#### EXERCISE DESCRIPTION:
Write out the entries again exactly as they are given.
%%
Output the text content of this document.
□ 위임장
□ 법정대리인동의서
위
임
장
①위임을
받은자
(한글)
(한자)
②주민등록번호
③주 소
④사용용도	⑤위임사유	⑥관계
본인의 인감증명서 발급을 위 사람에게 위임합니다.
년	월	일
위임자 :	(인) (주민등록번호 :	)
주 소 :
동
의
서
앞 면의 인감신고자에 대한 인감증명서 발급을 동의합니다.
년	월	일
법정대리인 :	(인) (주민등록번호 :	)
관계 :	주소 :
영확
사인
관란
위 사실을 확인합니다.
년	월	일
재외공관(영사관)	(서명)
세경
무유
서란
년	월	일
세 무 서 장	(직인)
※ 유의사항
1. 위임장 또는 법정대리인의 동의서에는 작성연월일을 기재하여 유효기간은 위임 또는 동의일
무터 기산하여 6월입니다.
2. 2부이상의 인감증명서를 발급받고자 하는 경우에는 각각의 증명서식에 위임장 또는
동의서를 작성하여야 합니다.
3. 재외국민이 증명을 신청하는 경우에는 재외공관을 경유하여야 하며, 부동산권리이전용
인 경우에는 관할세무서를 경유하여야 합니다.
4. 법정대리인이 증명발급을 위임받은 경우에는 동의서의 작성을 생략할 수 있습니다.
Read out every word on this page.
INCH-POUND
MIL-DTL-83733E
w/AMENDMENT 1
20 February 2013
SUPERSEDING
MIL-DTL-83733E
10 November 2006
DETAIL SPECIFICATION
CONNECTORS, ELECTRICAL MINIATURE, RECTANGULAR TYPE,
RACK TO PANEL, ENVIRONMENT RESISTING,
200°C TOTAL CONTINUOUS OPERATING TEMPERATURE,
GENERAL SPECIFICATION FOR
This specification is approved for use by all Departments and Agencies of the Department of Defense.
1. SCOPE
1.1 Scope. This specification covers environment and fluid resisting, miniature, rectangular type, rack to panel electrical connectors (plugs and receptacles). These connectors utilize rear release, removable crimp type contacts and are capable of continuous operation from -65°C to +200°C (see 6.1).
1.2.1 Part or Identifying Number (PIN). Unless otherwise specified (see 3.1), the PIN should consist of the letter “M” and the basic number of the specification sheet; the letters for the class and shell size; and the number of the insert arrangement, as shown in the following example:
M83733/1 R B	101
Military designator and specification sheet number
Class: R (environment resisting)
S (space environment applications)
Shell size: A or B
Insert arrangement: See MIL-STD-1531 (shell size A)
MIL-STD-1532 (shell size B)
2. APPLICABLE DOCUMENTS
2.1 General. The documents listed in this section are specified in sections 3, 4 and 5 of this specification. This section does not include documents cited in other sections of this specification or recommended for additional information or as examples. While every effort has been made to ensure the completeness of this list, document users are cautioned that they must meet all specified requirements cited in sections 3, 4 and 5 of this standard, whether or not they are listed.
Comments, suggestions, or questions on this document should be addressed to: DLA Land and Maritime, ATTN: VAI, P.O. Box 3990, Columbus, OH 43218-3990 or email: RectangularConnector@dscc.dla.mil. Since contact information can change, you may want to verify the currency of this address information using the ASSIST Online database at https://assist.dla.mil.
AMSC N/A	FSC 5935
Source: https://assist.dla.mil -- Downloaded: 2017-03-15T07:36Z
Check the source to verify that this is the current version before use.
%%
#### SOLUTION BELOW:
Output the text content of this document.
□ 위임장
□ 법정대리인동의서
위
임
장
①위임을
받은자
(한글)
(한자)
②주민등록번호
③주 소
④사용용도	⑤위임사유	⑥관계
본인의 인감증명서 발급을 위 사람에게 위임합니다.
년	월	일
위임자 :	(인) (주민등록번호 :	)
주 소 :
동
의
서
앞 면의 인감신고자에 대한 인감증명서 발급을 동의합니다.
년	월	일
법정대리인 :	(인) (주민등록번호 :	)
관계 :	주소 :
영확
사인
관란
위 사실을 확인합니다.
년	월	일
재외공관(영사관)	(서명)
세경
무유
서란
년	월	일
세 무 서 장	(직인)
※ 유의사항
1. 위임장 또는 법정대리인의 동의서에는 작성연월일을 기재하여 유효기간은 위임 또는 동의일
무터 기산하여 6월입니다.
2. 2부이상의 인감증명서를 발급받고자 하는 경우에는 각각의 증명서식에 위임장 또는
동의서를 작성하여야 합니다.
3. 재외국민이 증명을 신청하는 경우에는 재외공관을 경유하여야 하며, 부동산권리이전용
인 경우에는 관할세무서를 경유하여야 합니다.
4. 법정대리인이 증명발급을 위임받은 경우에는 동의서의 작성을 생략할 수 있습니다.
Read out every word on this page.
INCH-POUND
MIL-DTL-83733E
w/AMENDMENT 1
20 February 2013
SUPERSEDING
MIL-DTL-83733E
10 November 2006
DETAIL SPECIFICATION
CONNECTORS, ELECTRICAL MINIATURE, RECTANGULAR TYPE,
RACK TO PANEL, ENVIRONMENT RESISTING,
200°C TOTAL CONTINUOUS OPERATING TEMPERATURE,
GENERAL SPECIFICATION FOR
This specification is approved for use by all Departments and Agencies of the Department of Defense.
1. SCOPE
1.1 Scope. This specification covers environment and fluid resisting, miniature, rectangular type, rack to panel electrical connectors (plugs and receptacles). These connectors utilize rear release, removable crimp type contacts and are capable of continuous operation from -65°C to +200°C (see 6.1).
1.2.1 Part or Identifying Number (PIN). Unless otherwise specified (see 3.1), the PIN should consist of the letter “M” and the basic number of the specification sheet; the letters for the class and shell size; and the number of the insert arrangement, as shown in the following example:
M83733/1 R B	101
Military designator and specification sheet number
Class: R (environment resisting)
S (space environment applications)
Shell size: A or B
Insert arrangement: See MIL-STD-1531 (shell size A)
MIL-STD-1532 (shell size B)
2. APPLICABLE DOCUMENTS
2.1 General. The documents listed in this section are specified in sections 3, 4 and 5 of this specification. This section does not include documents cited in other sections of this specification or recommended for additional information or as examples. While every effort has been made to ensure the completeness of this list, document users are cautioned that they must meet all specified requirements cited in sections 3, 4 and 5 of this standard, whether or not they are listed.
Comments, suggestions, or questions on this document should be addressed to: DLA Land and Maritime, ATTN: VAI, P.O. Box 3990, Columbus, OH 43218-3990 or email: RectangularConnector@dscc.dla.mil. Since contact information can change, you may want to verify the currency of this address information using the ASSIST Online database at https://assist.dla.mil.
AMSC N/A	FSC 5935
Source: https://assist.dla.mil -- Downloaded: 2017-03-15T07:36Z
Check the source to verify that this is the current version before use.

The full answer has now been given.